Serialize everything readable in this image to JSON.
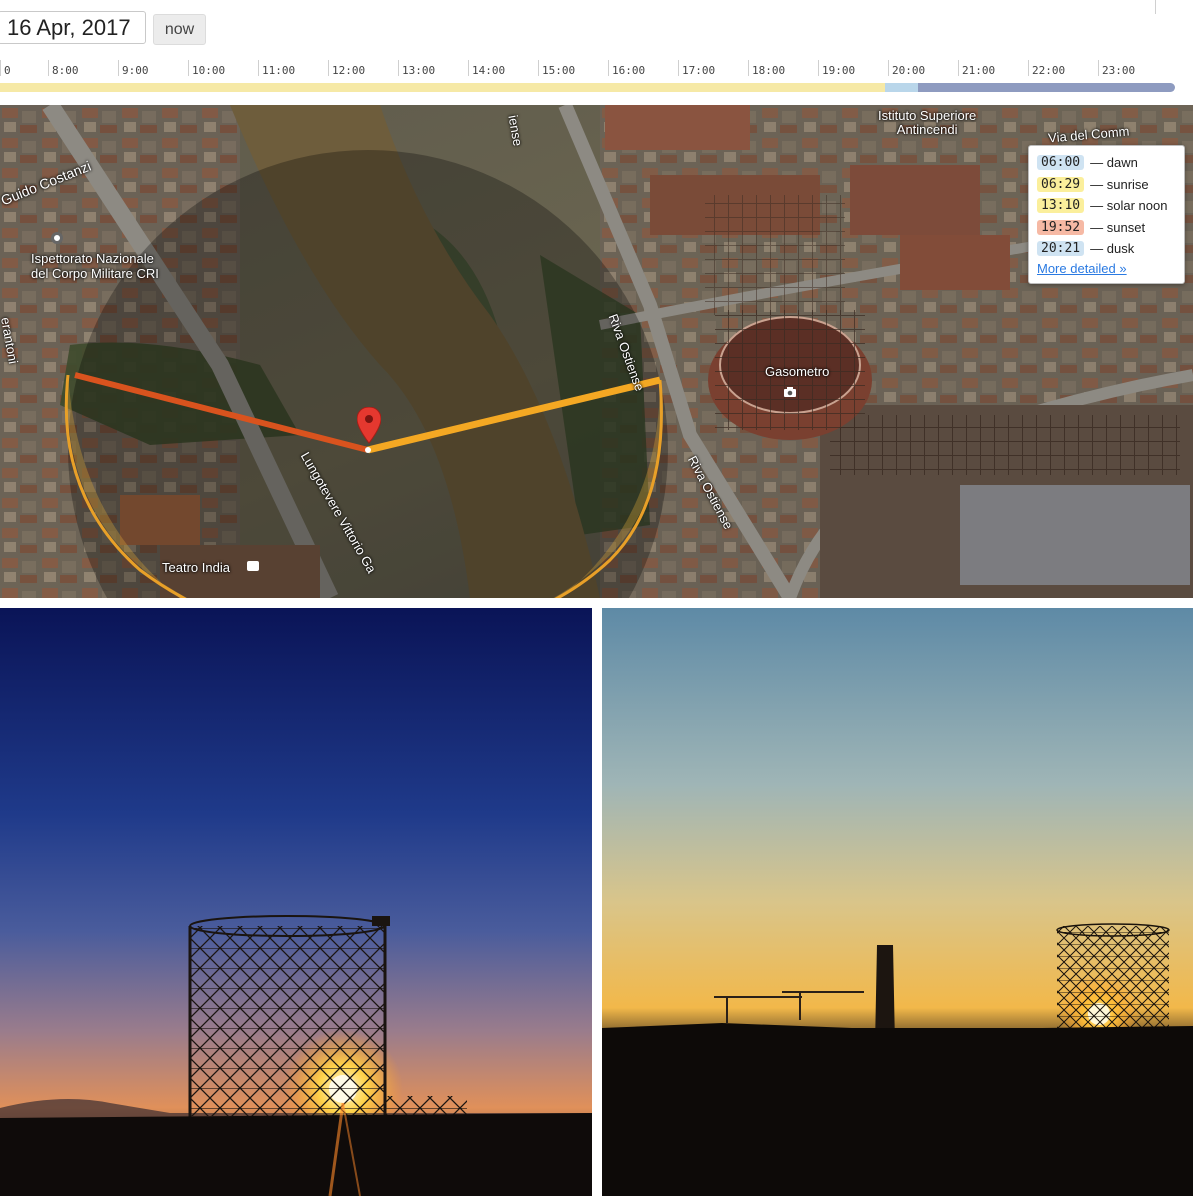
{
  "date": {
    "value": "16 Apr, 2017"
  },
  "now_button": {
    "label": "now"
  },
  "timeline": {
    "hours": [
      "0",
      "8:00",
      "9:00",
      "10:00",
      "11:00",
      "12:00",
      "13:00",
      "14:00",
      "15:00",
      "16:00",
      "17:00",
      "18:00",
      "19:00",
      "20:00",
      "21:00",
      "22:00",
      "23:00"
    ],
    "colors": {
      "day": "#f6e9a6",
      "twilight": "#b9d6ea",
      "night": "#8e9bc0"
    }
  },
  "map": {
    "labels": {
      "istituto": "Istituto Superiore\nAntincendi",
      "via": "Via del Comm",
      "guido": "Guido Costanzi",
      "ispettorato": "Ispettorato Nazionale\ndel Corpo Militare CRI",
      "gasometro": "Gasometro",
      "riva1": "Riva Ostiense",
      "riva2": "Riva Ostiense",
      "lungotevere": "Lungotevere Vittorio Ga",
      "teatro": "Teatro India",
      "ostiense_top": "iense",
      "rantoni": "erantoni"
    },
    "pin_icon": "map-pin-icon",
    "camera_icon": "camera-icon"
  },
  "legend": {
    "rows": [
      {
        "time": "06:00",
        "label": "dawn",
        "color": "#cfe3f2"
      },
      {
        "time": "06:29",
        "label": "sunrise",
        "color": "#fbef9c"
      },
      {
        "time": "13:10",
        "label": "solar noon",
        "color": "#fbef9c"
      },
      {
        "time": "19:52",
        "label": "sunset",
        "color": "#f6b9a4"
      },
      {
        "time": "20:21",
        "label": "dusk",
        "color": "#cfe3f2"
      }
    ],
    "more_link": "More detailed »"
  }
}
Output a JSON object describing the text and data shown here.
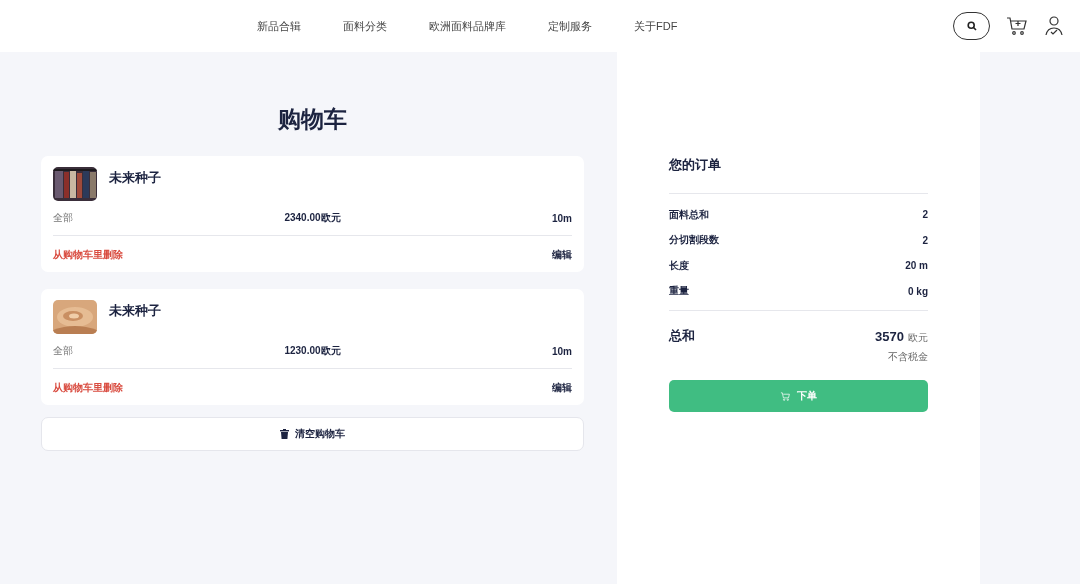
{
  "nav": {
    "items": [
      "新品合辑",
      "面料分类",
      "欧洲面料品牌库",
      "定制服务",
      "关于FDF"
    ]
  },
  "cart": {
    "title": "购物车",
    "items": [
      {
        "name": "未来种子",
        "quantity_label": "全部",
        "price": "2340.00欧元",
        "length": "10m",
        "remove": "从购物车里删除",
        "edit": "编辑"
      },
      {
        "name": "未来种子",
        "quantity_label": "全部",
        "price": "1230.00欧元",
        "length": "10m",
        "remove": "从购物车里删除",
        "edit": "编辑"
      }
    ],
    "clear_button": "清空购物车"
  },
  "order": {
    "title": "您的订单",
    "rows": [
      {
        "label": "面料总和",
        "value": "2"
      },
      {
        "label": "分切割段数",
        "value": "2"
      },
      {
        "label": "长度",
        "value": "20 m"
      },
      {
        "label": "重量",
        "value": "0 kg"
      }
    ],
    "total_label": "总和",
    "total_amount": "3570",
    "currency": "欧元",
    "tax_note": "不含税金",
    "submit_button": "下单"
  }
}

Task details »
Find and copy each line above that includes the string "icon".

Solution to the problem »
    "pin_icon": "map-pin-icon",
    "camera_icon": "camera-icon"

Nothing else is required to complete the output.